begin Data provided

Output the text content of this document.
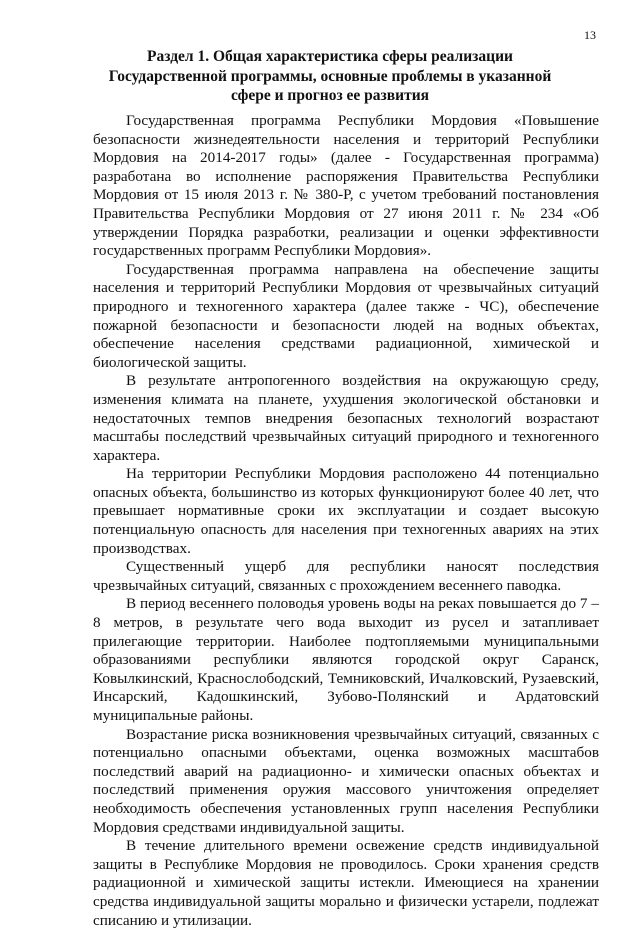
13
Раздел 1. Общая характеристика сферы реализации
Государственной программы, основные проблемы в указанной
сфере и прогноз ее развития

Государственная программа Республики Мордовия «Повышение безопасности жизнедеятельности населения и территорий Республики Мордовия на 2014-2017 годы» (далее - Государственная программа) разработана во исполнение распоряжения Правительства Республики Мордовия от 15 июля 2013 г. № 380-Р, с учетом требований постановления Правительства Республики Мордовия от 27 июня 2011 г. № 234 «Об утверждении Порядка разработки, реализации и оценки эффективности государственных программ Республики Мордовия».

Государственная программа направлена на обеспечение защиты населения и территорий Республики Мордовия от чрезвычайных ситуаций природного и техногенного характера (далее также - ЧС), обеспечение пожарной безопасности и безопасности людей на водных объектах, обеспечение населения средствами радиационной, химической и биологической защиты.

В результате антропогенного воздействия на окружающую среду, изменения климата на планете, ухудшения экологической обстановки и недостаточных темпов внедрения безопасных технологий возрастают масштабы последствий чрезвычайных ситуаций природного и техногенного характера.

На территории Республики Мордовия расположено 44 потенциально опасных объекта, большинство из которых функционируют более 40 лет, что превышает нормативные сроки их эксплуатации и создает высокую потенциальную опасность для населения при техногенных авариях на этих производствах.

Существенный ущерб для республики наносят последствия чрезвычайных ситуаций, связанных с прохождением весеннего паводка.

В период весеннего половодья уровень воды на реках повышается до 7 – 8 метров, в результате чего вода выходит из русел и затапливает прилегающие территории. Наиболее подтопляемыми муниципальными образованиями республики являются городской округ Саранск, Ковылкинский, Краснослободский, Темниковский, Ичалковский, Рузаевский, Инсарский, Кадошкинский, Зубово-Полянский и Ардатовский муниципальные районы.

Возрастание риска возникновения чрезвычайных ситуаций, связанных с потенциально опасными объектами, оценка возможных масштабов последствий аварий на радиационно- и химически опасных объектах и последствий применения оружия массового уничтожения определяет необходимость обеспечения установленных групп населения Республики Мордовия средствами индивидуальной защиты.

В течение длительного времени освежение средств индивидуальной защиты в Республике Мордовия не проводилось. Сроки хранения средств радиационной и химической защиты истекли. Имеющиеся на хранении средства индивидуальной защиты морально и физически устарели, подлежат списанию и утилизации.
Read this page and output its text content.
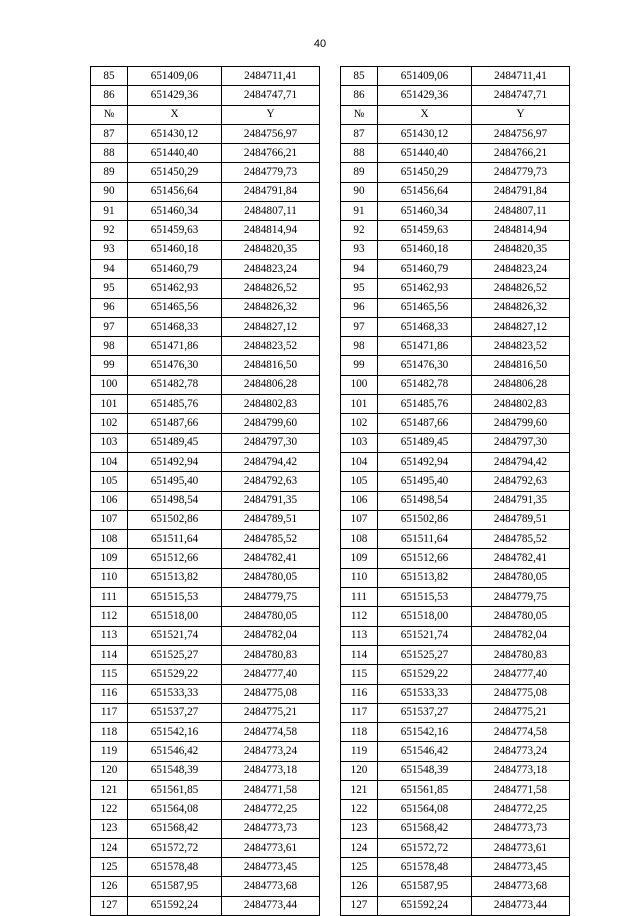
40
85	651409,06	2484711,41		85	651409,06	2484711,41
86	651429,36	2484747,71		86	651429,36	2484747,71
№	X	Y		№	X	Y
87	651430,12	2484756,97		87	651430,12	2484756,97
88	651440,40	2484766,21		88	651440,40	2484766,21
89	651450,29	2484779,73		89	651450,29	2484779,73
90	651456,64	2484791,84		90	651456,64	2484791,84
91	651460,34	2484807,11		91	651460,34	2484807,11
92	651459,63	2484814,94		92	651459,63	2484814,94
93	651460,18	2484820,35		93	651460,18	2484820,35
94	651460,79	2484823,24		94	651460,79	2484823,24
95	651462,93	2484826,52		95	651462,93	2484826,52
96	651465,56	2484826,32		96	651465,56	2484826,32
97	651468,33	2484827,12		97	651468,33	2484827,12
98	651471,86	2484823,52		98	651471,86	2484823,52
99	651476,30	2484816,50		99	651476,30	2484816,50
100	651482,78	2484806,28		100	651482,78	2484806,28
101	651485,76	2484802,83		101	651485,76	2484802,83
102	651487,66	2484799,60		102	651487,66	2484799,60
103	651489,45	2484797,30		103	651489,45	2484797,30
104	651492,94	2484794,42		104	651492,94	2484794,42
105	651495,40	2484792,63		105	651495,40	2484792,63
106	651498,54	2484791,35		106	651498,54	2484791,35
107	651502,86	2484789,51		107	651502,86	2484789,51
108	651511,64	2484785,52		108	651511,64	2484785,52
109	651512,66	2484782,41		109	651512,66	2484782,41
110	651513,82	2484780,05		110	651513,82	2484780,05
111	651515,53	2484779,75		111	651515,53	2484779,75
112	651518,00	2484780,05		112	651518,00	2484780,05
113	651521,74	2484782,04		113	651521,74	2484782,04
114	651525,27	2484780,83		114	651525,27	2484780,83
115	651529,22	2484777,40		115	651529,22	2484777,40
116	651533,33	2484775,08		116	651533,33	2484775,08
117	651537,27	2484775,21		117	651537,27	2484775,21
118	651542,16	2484774,58		118	651542,16	2484774,58
119	651546,42	2484773,24		119	651546,42	2484773,24
120	651548,39	2484773,18		120	651548,39	2484773,18
121	651561,85	2484771,58		121	651561,85	2484771,58
122	651564,08	2484772,25		122	651564,08	2484772,25
123	651568,42	2484773,73		123	651568,42	2484773,73
124	651572,72	2484773,61		124	651572,72	2484773,61
125	651578,48	2484773,45		125	651578,48	2484773,45
126	651587,95	2484773,68		126	651587,95	2484773,68
127	651592,24	2484773,44		127	651592,24	2484773,44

end Data provided

**Stated task**
Each entry should be repeated exactly as it appears; the pictures stay out.

**Solution below**
Output the text content of this document.
13
Раздел 1. Общая характеристика сферы реализации
Государственной программы, основные проблемы в указанной
сфере и прогноз ее развития

Государственная программа Республики Мордовия «Повышение безопасности жизнедеятельности населения и территорий Республики Мордовия на 2014-2017 годы» (далее - Государственная программа) разработана во исполнение распоряжения Правительства Республики Мордовия от 15 июля 2013 г. № 380-Р, с учетом требований постановления Правительства Республики Мордовия от 27 июня 2011 г. № 234 «Об утверждении Порядка разработки, реализации и оценки эффективности государственных программ Республики Мордовия».

Государственная программа направлена на обеспечение защиты населения и территорий Республики Мордовия от чрезвычайных ситуаций природного и техногенного характера (далее также - ЧС), обеспечение пожарной безопасности и безопасности людей на водных объектах, обеспечение населения средствами радиационной, химической и биологической защиты.

В результате антропогенного воздействия на окружающую среду, изменения климата на планете, ухудшения экологической обстановки и недостаточных темпов внедрения безопасных технологий возрастают масштабы последствий чрезвычайных ситуаций природного и техногенного характера.

На территории Республики Мордовия расположено 44 потенциально опасных объекта, большинство из которых функционируют более 40 лет, что превышает нормативные сроки их эксплуатации и создает высокую потенциальную опасность для населения при техногенных авариях на этих производствах.

Существенный ущерб для республики наносят последствия чрезвычайных ситуаций, связанных с прохождением весеннего паводка.

В период весеннего половодья уровень воды на реках повышается до 7 – 8 метров, в результате чего вода выходит из русел и затапливает прилегающие территории. Наиболее подтопляемыми муниципальными образованиями республики являются городской округ Саранск, Ковылкинский, Краснослободский, Темниковский, Ичалковский, Рузаевский, Инсарский, Кадошкинский, Зубово-Полянский и Ардатовский муниципальные районы.

Возрастание риска возникновения чрезвычайных ситуаций, связанных с потенциально опасными объектами, оценка возможных масштабов последствий аварий на радиационно- и химически опасных объектах и последствий применения оружия массового уничтожения определяет необходимость обеспечения установленных групп населения Республики Мордовия средствами индивидуальной защиты.

В течение длительного времени освежение средств индивидуальной защиты в Республике Мордовия не проводилось. Сроки хранения средств радиационной и химической защиты истекли. Имеющиеся на хранении средства индивидуальной защиты морально и физически устарели, подлежат списанию и утилизации.
Read this page and output its text content.
40
85	651409,06	2484711,41		85	651409,06	2484711,41
86	651429,36	2484747,71		86	651429,36	2484747,71
№	X	Y		№	X	Y
87	651430,12	2484756,97		87	651430,12	2484756,97
88	651440,40	2484766,21		88	651440,40	2484766,21
89	651450,29	2484779,73		89	651450,29	2484779,73
90	651456,64	2484791,84		90	651456,64	2484791,84
91	651460,34	2484807,11		91	651460,34	2484807,11
92	651459,63	2484814,94		92	651459,63	2484814,94
93	651460,18	2484820,35		93	651460,18	2484820,35
94	651460,79	2484823,24		94	651460,79	2484823,24
95	651462,93	2484826,52		95	651462,93	2484826,52
96	651465,56	2484826,32		96	651465,56	2484826,32
97	651468,33	2484827,12		97	651468,33	2484827,12
98	651471,86	2484823,52		98	651471,86	2484823,52
99	651476,30	2484816,50		99	651476,30	2484816,50
100	651482,78	2484806,28		100	651482,78	2484806,28
101	651485,76	2484802,83		101	651485,76	2484802,83
102	651487,66	2484799,60		102	651487,66	2484799,60
103	651489,45	2484797,30		103	651489,45	2484797,30
104	651492,94	2484794,42		104	651492,94	2484794,42
105	651495,40	2484792,63		105	651495,40	2484792,63
106	651498,54	2484791,35		106	651498,54	2484791,35
107	651502,86	2484789,51		107	651502,86	2484789,51
108	651511,64	2484785,52		108	651511,64	2484785,52
109	651512,66	2484782,41		109	651512,66	2484782,41
110	651513,82	2484780,05		110	651513,82	2484780,05
111	651515,53	2484779,75		111	651515,53	2484779,75
112	651518,00	2484780,05		112	651518,00	2484780,05
113	651521,74	2484782,04		113	651521,74	2484782,04
114	651525,27	2484780,83		114	651525,27	2484780,83
115	651529,22	2484777,40		115	651529,22	2484777,40
116	651533,33	2484775,08		116	651533,33	2484775,08
117	651537,27	2484775,21		117	651537,27	2484775,21
118	651542,16	2484774,58		118	651542,16	2484774,58
119	651546,42	2484773,24		119	651546,42	2484773,24
120	651548,39	2484773,18		120	651548,39	2484773,18
121	651561,85	2484771,58		121	651561,85	2484771,58
122	651564,08	2484772,25		122	651564,08	2484772,25
123	651568,42	2484773,73		123	651568,42	2484773,73
124	651572,72	2484773,61		124	651572,72	2484773,61
125	651578,48	2484773,45		125	651578,48	2484773,45
126	651587,95	2484773,68		126	651587,95	2484773,68
127	651592,24	2484773,44		127	651592,24	2484773,44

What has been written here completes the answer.